■ **Aim of the exercise**: Copy out every line in which the string "Stock" occurs.
--- Begin ---
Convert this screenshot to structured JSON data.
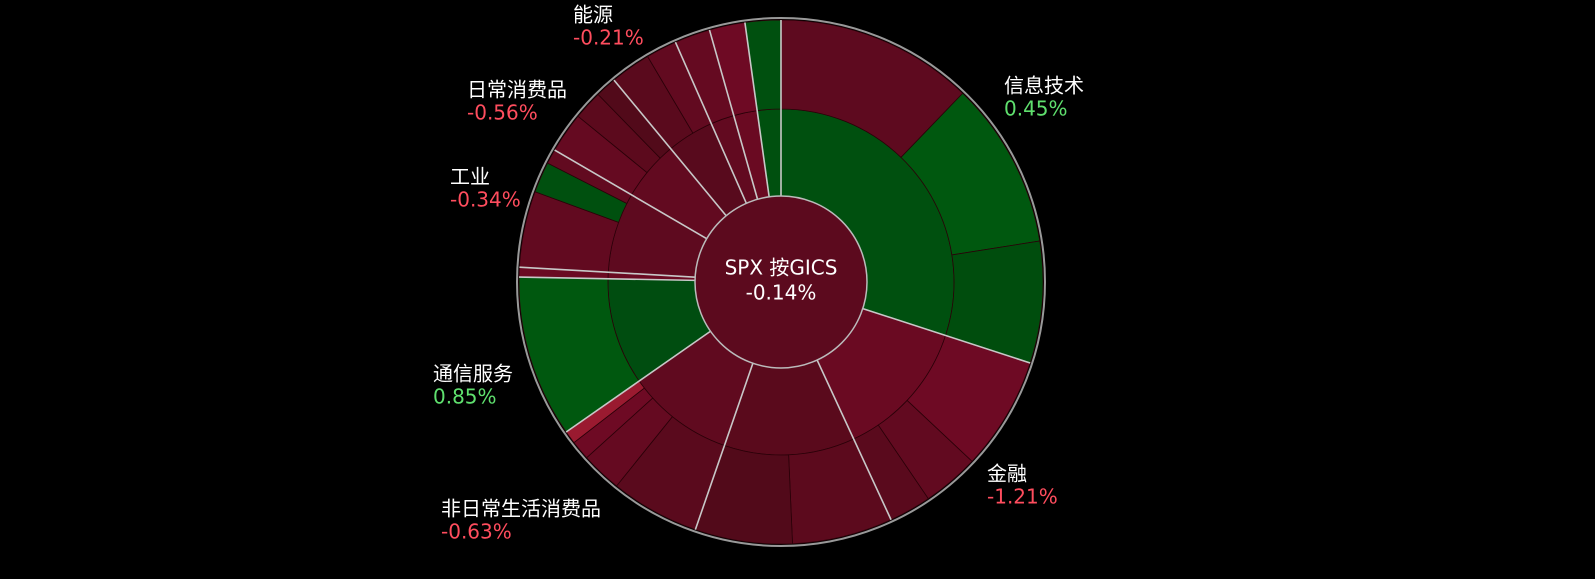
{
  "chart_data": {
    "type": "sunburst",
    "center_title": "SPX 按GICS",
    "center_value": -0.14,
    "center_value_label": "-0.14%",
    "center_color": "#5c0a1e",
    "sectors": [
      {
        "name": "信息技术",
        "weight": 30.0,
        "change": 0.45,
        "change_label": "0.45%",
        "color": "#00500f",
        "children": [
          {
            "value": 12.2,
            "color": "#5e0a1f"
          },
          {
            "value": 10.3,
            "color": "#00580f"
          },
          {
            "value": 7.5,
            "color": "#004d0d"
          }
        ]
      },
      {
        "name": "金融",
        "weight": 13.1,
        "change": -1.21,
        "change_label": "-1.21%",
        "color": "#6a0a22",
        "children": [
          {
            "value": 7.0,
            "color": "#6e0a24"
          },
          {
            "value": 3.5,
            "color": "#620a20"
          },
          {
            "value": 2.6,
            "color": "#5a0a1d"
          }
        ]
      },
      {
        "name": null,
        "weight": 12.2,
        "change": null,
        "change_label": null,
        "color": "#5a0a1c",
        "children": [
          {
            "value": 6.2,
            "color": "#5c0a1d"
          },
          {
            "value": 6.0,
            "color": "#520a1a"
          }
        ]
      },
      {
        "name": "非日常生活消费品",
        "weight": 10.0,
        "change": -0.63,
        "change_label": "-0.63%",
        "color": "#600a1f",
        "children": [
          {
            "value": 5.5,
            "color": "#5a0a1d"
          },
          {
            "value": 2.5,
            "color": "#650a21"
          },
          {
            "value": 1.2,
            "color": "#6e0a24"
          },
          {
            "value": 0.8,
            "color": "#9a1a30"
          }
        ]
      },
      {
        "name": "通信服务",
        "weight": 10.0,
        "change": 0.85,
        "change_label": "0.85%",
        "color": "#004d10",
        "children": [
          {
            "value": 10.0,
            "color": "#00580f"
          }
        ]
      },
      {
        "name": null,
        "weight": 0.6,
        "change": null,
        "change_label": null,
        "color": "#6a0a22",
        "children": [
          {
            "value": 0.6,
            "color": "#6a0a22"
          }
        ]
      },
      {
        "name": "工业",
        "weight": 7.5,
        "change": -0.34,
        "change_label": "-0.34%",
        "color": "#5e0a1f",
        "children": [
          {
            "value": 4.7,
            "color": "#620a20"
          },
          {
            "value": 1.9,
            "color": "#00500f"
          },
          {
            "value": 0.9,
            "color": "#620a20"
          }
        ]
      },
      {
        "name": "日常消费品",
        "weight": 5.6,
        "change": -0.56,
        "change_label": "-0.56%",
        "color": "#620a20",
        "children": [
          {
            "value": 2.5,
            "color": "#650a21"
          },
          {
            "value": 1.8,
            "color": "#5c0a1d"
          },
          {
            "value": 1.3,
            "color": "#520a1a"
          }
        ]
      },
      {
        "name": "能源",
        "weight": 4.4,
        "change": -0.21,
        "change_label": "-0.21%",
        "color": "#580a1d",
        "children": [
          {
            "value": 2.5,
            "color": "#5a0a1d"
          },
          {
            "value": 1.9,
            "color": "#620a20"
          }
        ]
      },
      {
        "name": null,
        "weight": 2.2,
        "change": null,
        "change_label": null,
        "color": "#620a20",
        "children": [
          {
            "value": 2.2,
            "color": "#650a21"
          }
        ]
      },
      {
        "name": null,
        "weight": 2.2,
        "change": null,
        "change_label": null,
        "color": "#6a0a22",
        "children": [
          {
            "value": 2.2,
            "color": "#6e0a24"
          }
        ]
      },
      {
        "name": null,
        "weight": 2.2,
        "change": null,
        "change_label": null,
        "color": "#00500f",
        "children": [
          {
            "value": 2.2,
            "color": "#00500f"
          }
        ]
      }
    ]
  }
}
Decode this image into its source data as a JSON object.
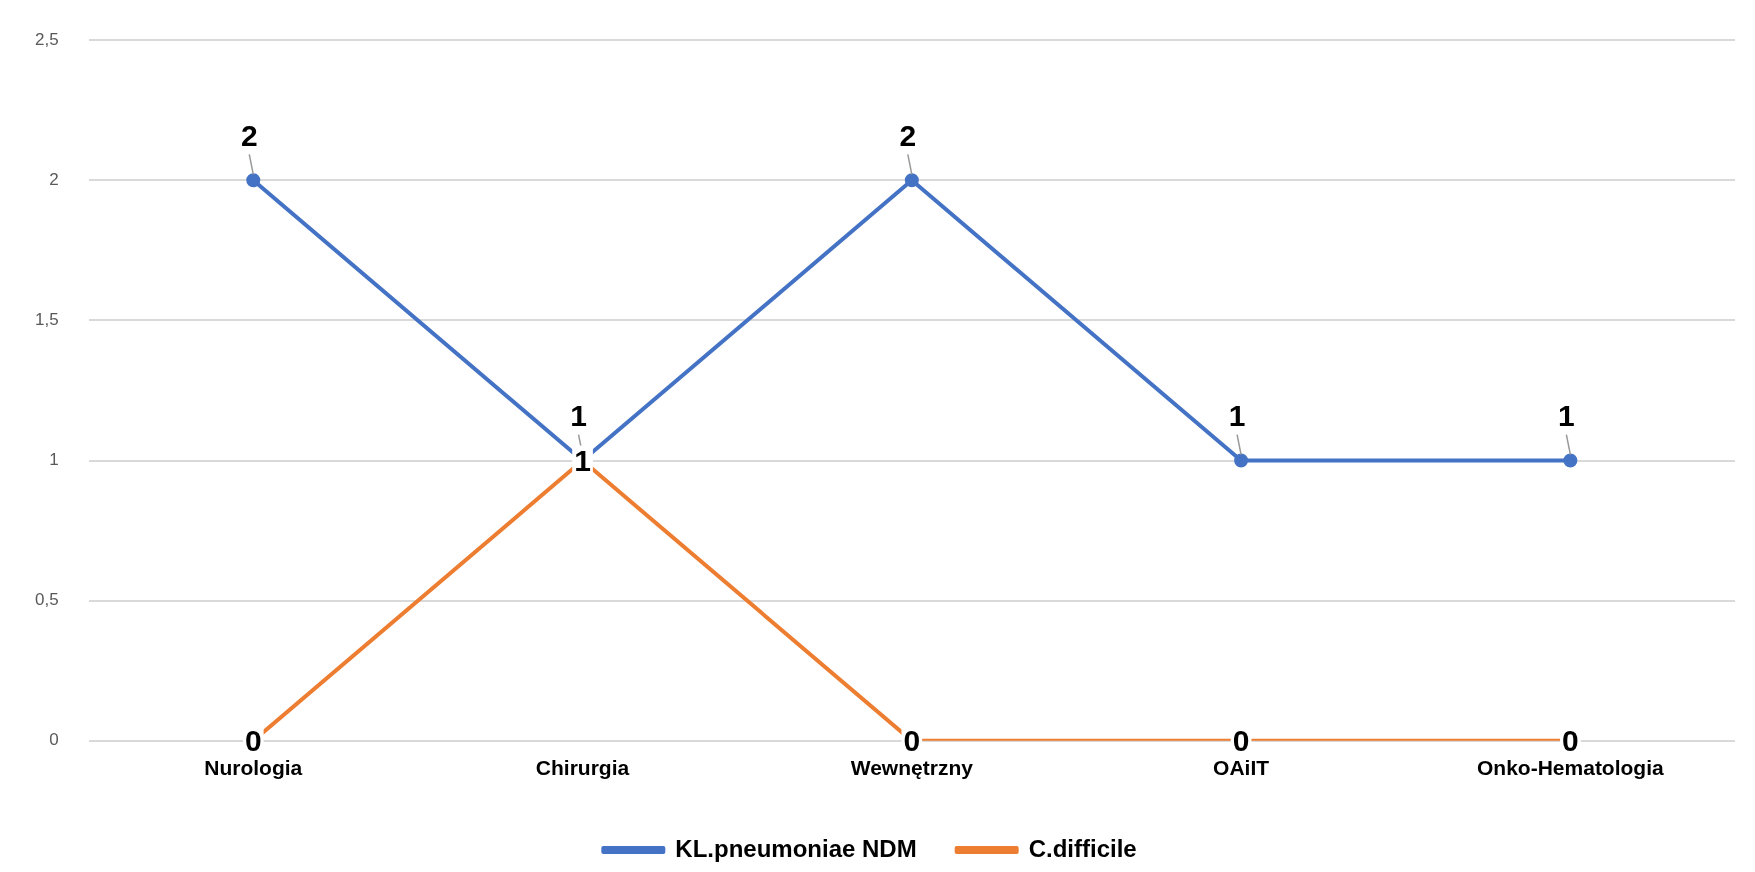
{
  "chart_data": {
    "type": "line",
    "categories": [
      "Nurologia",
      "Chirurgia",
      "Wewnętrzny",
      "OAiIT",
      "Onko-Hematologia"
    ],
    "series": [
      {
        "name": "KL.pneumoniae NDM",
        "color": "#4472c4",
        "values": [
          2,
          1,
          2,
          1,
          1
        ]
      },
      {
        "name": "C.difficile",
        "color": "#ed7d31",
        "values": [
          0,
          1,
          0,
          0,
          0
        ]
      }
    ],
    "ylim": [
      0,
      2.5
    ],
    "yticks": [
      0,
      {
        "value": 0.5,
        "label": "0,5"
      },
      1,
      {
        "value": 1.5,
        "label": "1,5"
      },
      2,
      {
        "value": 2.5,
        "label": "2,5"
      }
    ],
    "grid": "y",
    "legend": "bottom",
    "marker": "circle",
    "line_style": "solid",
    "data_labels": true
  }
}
--- End ---
--- Begin ---
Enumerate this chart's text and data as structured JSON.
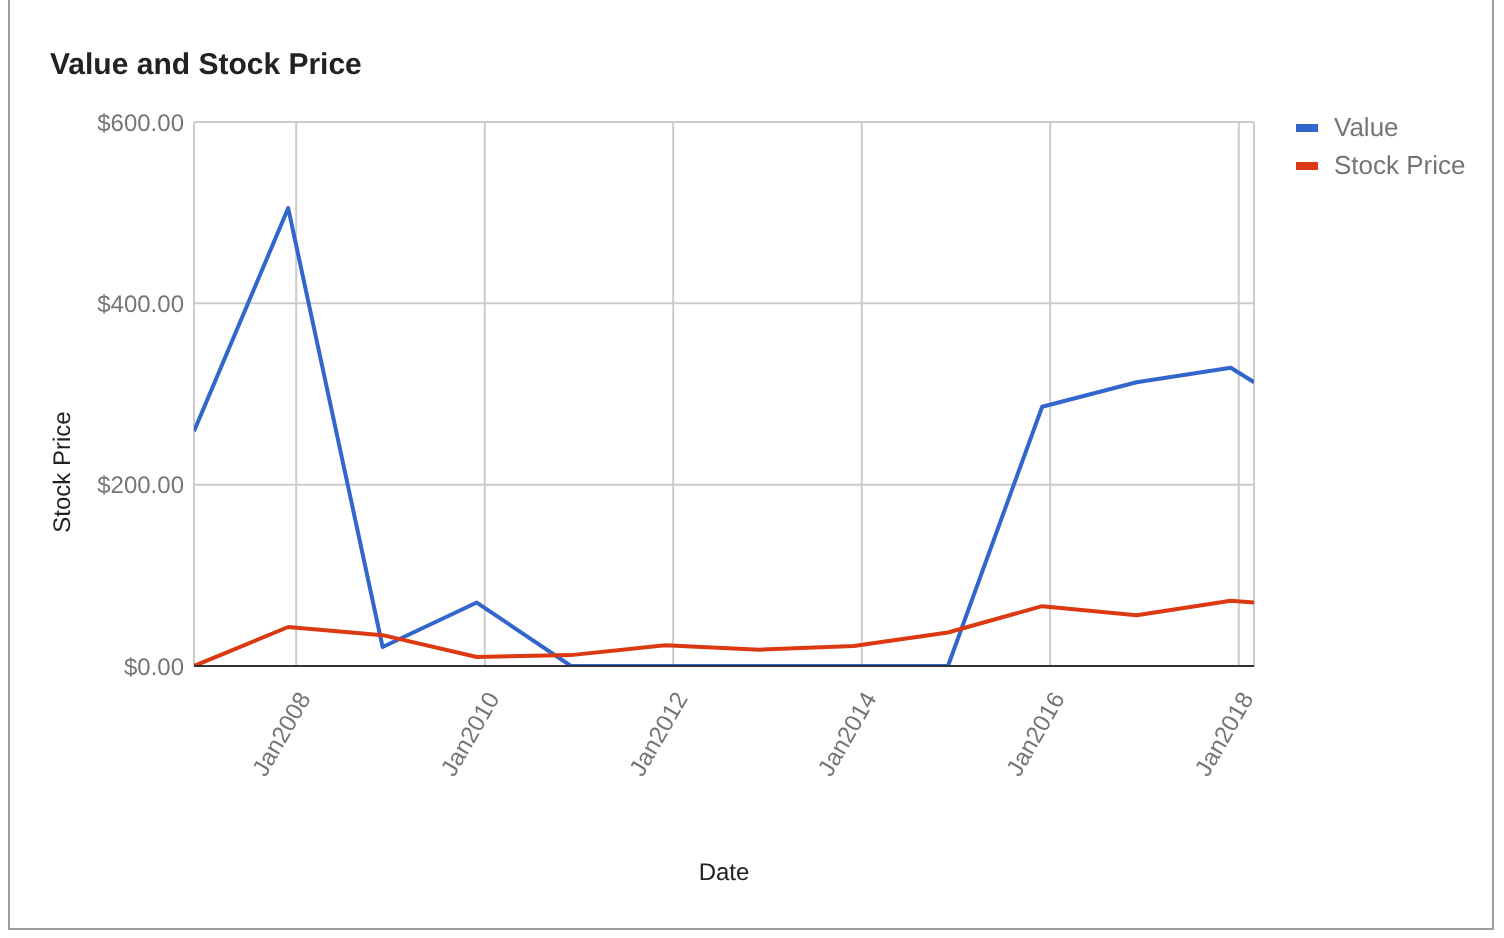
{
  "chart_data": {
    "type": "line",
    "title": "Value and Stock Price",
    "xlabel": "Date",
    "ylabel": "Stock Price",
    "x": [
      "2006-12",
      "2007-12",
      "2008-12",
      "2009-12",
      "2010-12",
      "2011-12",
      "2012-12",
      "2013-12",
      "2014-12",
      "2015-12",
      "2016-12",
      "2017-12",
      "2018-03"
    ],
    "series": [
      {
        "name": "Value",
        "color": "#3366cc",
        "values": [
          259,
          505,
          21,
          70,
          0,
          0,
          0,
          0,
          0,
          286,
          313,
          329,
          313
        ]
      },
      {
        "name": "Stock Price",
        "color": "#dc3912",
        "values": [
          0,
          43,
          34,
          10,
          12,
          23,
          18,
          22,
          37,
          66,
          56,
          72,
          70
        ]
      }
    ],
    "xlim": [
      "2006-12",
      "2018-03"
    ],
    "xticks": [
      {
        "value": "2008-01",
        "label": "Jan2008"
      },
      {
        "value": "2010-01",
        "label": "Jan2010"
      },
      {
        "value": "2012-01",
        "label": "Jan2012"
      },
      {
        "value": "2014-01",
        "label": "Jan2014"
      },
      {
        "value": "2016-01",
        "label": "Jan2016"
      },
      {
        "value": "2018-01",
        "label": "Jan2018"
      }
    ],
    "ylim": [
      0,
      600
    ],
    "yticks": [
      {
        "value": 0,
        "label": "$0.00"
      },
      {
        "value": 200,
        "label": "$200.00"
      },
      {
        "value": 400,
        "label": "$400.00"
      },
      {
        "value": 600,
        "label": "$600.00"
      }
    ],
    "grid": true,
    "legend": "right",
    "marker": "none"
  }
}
--- End ---
--- Begin ---
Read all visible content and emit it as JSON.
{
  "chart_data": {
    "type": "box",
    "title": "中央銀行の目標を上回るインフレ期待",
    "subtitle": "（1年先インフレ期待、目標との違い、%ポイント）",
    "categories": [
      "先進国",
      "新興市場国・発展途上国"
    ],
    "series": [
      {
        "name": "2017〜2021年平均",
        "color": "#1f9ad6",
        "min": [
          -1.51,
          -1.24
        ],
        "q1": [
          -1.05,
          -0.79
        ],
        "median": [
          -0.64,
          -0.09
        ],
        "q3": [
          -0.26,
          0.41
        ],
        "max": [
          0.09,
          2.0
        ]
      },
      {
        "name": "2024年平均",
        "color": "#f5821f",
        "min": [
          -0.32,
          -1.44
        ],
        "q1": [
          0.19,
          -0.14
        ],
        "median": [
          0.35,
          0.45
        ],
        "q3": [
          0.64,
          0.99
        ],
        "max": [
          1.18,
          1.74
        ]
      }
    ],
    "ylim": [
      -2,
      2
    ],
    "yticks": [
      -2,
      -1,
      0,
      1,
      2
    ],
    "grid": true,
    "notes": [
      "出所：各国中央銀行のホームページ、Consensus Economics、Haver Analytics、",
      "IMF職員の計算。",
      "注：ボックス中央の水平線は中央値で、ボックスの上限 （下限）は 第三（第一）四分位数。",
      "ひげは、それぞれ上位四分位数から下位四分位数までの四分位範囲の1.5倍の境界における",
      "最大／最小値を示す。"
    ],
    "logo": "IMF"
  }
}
--- End ---
■ **Finished task**:
    "title": "Value and Stock Price",
    "ylabel": "Stock Price",
        "name": "Stock Price",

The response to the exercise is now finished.